# Written problem
Tally the lines below that contain the word "несколько", and give only that number.

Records
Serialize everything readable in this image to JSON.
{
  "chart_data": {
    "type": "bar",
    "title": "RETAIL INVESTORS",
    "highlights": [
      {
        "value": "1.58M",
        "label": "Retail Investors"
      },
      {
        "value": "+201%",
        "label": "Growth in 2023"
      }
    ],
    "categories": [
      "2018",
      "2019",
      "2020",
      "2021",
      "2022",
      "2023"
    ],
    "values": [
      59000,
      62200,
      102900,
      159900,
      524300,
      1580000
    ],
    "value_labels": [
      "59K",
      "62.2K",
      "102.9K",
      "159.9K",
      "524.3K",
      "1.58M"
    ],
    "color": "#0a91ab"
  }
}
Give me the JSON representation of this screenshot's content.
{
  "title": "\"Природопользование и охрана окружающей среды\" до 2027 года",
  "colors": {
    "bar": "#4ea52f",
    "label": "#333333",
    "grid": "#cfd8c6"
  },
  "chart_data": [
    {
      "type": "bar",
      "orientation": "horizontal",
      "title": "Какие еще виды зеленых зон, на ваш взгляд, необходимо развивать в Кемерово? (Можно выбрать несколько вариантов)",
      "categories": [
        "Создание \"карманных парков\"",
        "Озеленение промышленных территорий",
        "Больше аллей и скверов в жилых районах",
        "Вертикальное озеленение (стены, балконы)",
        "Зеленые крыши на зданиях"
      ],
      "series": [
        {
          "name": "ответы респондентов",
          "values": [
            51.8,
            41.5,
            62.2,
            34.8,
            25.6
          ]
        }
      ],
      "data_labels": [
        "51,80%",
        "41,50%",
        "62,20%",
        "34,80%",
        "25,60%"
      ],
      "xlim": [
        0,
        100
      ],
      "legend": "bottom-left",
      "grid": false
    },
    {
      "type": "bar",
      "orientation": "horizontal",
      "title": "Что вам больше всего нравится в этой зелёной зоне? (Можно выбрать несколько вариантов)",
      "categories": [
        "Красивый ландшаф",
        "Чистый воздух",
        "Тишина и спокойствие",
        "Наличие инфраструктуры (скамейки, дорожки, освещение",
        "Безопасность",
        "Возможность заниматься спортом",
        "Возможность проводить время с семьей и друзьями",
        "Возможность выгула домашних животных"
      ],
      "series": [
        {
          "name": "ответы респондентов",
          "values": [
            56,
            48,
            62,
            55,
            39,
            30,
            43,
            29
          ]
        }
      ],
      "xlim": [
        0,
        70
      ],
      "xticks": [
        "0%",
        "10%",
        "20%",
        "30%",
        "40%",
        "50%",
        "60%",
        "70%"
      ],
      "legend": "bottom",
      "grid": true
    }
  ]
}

# Expected answer
2